§ Task directions: Reproduce the listing exactly, with no pictures in your copy.

====

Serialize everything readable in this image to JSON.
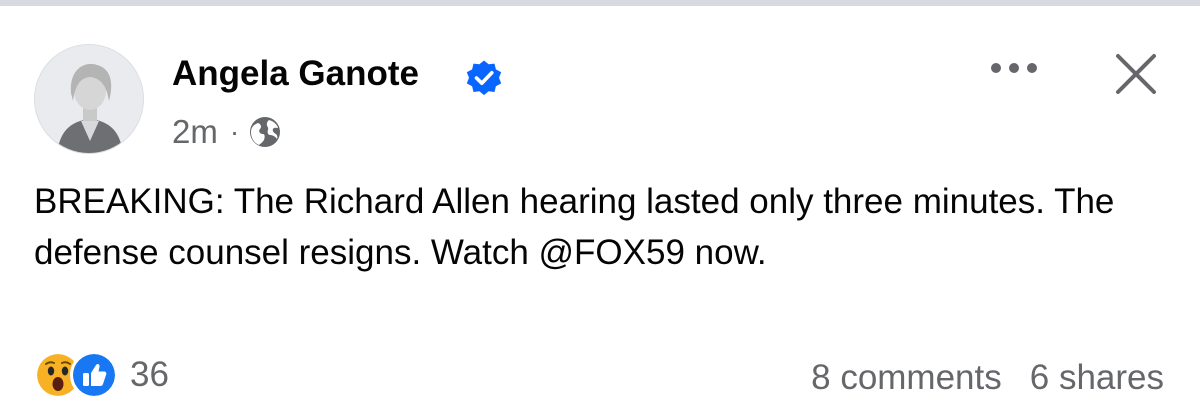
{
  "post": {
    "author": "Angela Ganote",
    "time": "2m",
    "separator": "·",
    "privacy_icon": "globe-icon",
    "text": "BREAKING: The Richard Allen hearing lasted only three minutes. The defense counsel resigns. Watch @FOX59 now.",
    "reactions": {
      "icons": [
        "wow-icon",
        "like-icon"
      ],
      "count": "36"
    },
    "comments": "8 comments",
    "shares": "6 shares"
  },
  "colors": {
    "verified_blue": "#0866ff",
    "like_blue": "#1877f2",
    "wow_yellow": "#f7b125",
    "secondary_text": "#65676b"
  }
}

====

§ Correct response:
Serialize everything readable in this image to JSON.
{
  "post": {
    "author": "Angela Ganote",
    "time": "2m",
    "separator": "·",
    "privacy_icon": "globe-icon",
    "text": "BREAKING: The Richard Allen hearing lasted only three minutes. The defense counsel resigns. Watch @FOX59 now.",
    "reactions": {
      "icons": [
        "wow-icon",
        "like-icon"
      ],
      "count": "36"
    },
    "comments": "8 comments",
    "shares": "6 shares"
  },
  "colors": {
    "verified_blue": "#0866ff",
    "like_blue": "#1877f2",
    "wow_yellow": "#f7b125",
    "secondary_text": "#65676b"
  }
}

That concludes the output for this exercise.